= PROBLEM DESCRIPTION =
Wherever the word "wody" appears in a line, copy that line.

* * * *

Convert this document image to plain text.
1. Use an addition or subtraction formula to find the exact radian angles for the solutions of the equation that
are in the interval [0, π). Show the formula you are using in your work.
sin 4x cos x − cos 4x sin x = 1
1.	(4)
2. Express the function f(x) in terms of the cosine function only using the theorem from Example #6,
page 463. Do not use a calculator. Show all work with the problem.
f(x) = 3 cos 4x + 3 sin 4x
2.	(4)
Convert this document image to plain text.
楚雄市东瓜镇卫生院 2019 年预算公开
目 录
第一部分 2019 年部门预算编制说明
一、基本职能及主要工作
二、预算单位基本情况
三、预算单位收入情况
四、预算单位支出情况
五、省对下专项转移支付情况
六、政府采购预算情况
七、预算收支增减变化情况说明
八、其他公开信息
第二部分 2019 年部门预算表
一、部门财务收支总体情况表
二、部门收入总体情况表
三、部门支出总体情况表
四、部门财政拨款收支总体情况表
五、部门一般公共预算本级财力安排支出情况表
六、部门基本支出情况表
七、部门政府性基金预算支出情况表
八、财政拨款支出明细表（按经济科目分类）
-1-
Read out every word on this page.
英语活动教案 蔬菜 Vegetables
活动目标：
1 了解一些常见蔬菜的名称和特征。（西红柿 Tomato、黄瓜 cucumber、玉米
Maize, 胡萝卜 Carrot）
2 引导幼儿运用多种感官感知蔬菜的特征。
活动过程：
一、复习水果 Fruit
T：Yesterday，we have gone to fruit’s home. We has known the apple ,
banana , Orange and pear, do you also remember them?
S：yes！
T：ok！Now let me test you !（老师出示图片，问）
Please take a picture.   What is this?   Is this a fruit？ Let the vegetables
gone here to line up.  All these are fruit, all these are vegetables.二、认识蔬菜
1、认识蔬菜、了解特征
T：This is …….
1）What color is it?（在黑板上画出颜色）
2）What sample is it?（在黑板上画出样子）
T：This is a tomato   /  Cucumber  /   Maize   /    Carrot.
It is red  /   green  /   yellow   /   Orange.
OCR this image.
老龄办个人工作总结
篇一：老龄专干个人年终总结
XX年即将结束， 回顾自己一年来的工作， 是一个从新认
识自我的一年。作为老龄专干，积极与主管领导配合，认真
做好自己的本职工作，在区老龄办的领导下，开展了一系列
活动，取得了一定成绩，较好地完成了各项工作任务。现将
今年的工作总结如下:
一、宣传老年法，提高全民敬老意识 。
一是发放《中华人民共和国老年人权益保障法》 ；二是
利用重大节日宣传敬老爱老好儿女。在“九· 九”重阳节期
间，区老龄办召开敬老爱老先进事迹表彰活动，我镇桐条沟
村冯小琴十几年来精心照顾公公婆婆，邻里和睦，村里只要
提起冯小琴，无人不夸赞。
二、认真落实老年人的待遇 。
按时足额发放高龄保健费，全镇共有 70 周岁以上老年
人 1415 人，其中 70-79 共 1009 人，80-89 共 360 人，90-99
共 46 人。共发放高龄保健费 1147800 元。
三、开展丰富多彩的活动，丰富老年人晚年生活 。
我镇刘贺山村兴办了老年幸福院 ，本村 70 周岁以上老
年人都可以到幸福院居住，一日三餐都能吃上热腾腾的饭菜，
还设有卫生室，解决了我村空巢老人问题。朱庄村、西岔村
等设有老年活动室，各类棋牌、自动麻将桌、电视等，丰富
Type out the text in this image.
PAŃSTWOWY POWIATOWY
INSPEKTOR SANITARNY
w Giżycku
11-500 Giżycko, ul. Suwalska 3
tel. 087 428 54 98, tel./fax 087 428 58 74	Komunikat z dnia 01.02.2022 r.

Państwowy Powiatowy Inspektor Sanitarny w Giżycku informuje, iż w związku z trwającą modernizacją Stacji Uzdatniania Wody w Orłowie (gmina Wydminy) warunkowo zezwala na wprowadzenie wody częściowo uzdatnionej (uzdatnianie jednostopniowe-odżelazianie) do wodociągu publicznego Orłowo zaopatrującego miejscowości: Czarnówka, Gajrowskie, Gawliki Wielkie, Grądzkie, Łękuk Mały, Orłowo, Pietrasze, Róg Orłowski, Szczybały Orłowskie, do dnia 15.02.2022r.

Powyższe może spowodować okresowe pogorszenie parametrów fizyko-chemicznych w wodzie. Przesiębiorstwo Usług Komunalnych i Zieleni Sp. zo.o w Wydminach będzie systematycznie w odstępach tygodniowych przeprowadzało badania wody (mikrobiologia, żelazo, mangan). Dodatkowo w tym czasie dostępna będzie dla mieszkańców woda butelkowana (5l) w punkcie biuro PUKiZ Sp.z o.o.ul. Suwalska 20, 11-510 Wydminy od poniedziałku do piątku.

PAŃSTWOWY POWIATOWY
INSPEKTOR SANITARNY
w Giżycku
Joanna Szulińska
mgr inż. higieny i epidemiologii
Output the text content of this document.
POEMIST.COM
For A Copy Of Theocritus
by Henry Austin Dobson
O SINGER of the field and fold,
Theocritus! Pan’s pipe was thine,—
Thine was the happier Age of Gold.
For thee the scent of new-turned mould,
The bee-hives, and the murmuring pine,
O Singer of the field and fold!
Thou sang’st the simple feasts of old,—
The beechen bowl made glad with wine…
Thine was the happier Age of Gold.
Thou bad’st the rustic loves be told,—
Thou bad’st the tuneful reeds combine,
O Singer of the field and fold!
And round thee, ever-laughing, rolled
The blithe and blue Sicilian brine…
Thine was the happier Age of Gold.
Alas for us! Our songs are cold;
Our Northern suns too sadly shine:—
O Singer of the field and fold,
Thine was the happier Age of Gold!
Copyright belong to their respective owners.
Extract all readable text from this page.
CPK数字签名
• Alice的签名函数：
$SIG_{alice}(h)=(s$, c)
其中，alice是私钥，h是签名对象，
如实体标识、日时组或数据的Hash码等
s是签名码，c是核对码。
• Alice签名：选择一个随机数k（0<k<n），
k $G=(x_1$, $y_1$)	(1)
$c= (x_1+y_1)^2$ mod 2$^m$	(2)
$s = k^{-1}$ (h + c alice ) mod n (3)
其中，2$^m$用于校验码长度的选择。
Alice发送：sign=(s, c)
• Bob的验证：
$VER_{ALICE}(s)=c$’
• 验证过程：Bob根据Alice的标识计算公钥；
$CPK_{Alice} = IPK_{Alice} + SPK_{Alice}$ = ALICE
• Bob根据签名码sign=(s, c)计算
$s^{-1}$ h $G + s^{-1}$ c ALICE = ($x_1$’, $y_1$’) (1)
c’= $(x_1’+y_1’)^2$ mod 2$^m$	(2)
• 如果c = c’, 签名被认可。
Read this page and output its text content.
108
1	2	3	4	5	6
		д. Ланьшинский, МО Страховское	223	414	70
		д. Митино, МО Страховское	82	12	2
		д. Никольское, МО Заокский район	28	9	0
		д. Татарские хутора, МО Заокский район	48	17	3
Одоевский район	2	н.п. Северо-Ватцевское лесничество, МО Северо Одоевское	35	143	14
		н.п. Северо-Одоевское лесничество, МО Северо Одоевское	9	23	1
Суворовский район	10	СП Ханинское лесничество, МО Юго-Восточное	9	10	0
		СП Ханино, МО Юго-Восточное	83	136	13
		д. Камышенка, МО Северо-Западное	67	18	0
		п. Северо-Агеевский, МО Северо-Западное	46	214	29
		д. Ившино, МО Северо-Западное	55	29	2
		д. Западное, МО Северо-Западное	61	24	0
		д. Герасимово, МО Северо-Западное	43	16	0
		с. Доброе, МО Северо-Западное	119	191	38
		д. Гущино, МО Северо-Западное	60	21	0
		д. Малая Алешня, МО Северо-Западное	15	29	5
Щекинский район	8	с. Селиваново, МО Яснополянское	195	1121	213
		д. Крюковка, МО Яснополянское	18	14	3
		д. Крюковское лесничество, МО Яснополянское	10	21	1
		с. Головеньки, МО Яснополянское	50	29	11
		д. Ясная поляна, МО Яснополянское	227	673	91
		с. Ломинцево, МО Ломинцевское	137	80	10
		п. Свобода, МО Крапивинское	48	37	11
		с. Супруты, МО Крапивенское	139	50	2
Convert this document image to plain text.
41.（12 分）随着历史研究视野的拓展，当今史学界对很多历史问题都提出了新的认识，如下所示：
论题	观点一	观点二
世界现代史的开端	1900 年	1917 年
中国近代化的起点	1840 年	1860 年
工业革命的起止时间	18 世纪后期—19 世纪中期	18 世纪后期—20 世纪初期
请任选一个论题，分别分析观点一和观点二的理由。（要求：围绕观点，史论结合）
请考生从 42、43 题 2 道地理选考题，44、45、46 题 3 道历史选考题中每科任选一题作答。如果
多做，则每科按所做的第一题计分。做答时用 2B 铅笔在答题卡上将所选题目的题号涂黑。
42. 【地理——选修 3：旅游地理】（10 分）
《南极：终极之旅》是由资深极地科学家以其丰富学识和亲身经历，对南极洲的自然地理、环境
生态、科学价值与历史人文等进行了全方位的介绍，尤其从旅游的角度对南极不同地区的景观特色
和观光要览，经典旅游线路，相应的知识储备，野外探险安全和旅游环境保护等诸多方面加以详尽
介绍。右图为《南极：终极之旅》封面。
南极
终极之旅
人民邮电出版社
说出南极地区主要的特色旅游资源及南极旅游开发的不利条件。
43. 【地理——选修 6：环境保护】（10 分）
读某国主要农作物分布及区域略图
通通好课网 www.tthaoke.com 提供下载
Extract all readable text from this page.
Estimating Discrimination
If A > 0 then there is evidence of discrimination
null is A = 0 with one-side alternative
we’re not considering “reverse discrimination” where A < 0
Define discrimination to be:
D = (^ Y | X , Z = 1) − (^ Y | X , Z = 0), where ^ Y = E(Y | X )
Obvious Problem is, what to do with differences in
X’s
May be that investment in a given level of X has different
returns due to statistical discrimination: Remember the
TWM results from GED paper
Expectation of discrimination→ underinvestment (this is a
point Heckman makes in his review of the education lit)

* * * *

= SOLVED PROBLEM =
Państwowy Powiatowy Inspektor Sanitarny w Giżycku informuje, iż w związku z trwającą modernizacją Stacji Uzdatniania Wody w Orłowie (gmina Wydminy) warunkowo zezwala na wprowadzenie wody częściowo uzdatnionej (uzdatnianie jednostopniowe-odżelazianie) do wodociągu publicznego Orłowo zaopatrującego miejscowości: Czarnówka, Gajrowskie, Gawliki Wielkie, Grądzkie, Łękuk Mały, Orłowo, Pietrasze, Róg Orłowski, Szczybały Orłowskie, do dnia 15.02.2022r.
Powyższe może spowodować okresowe pogorszenie parametrów fizyko-chemicznych w wodzie. Przesiębiorstwo Usług Komunalnych i Zieleni Sp. zo.o w Wydminach będzie systematycznie w odstępach tygodniowych przeprowadzało badania wody (mikrobiologia, żelazo, mangan). Dodatkowo w tym czasie dostępna będzie dla mieszkańców woda butelkowana (5l) w punkcie biuro PUKiZ Sp.z o.o.ul. Suwalska 20, 11-510 Wydminy od poniedziałku do piątku.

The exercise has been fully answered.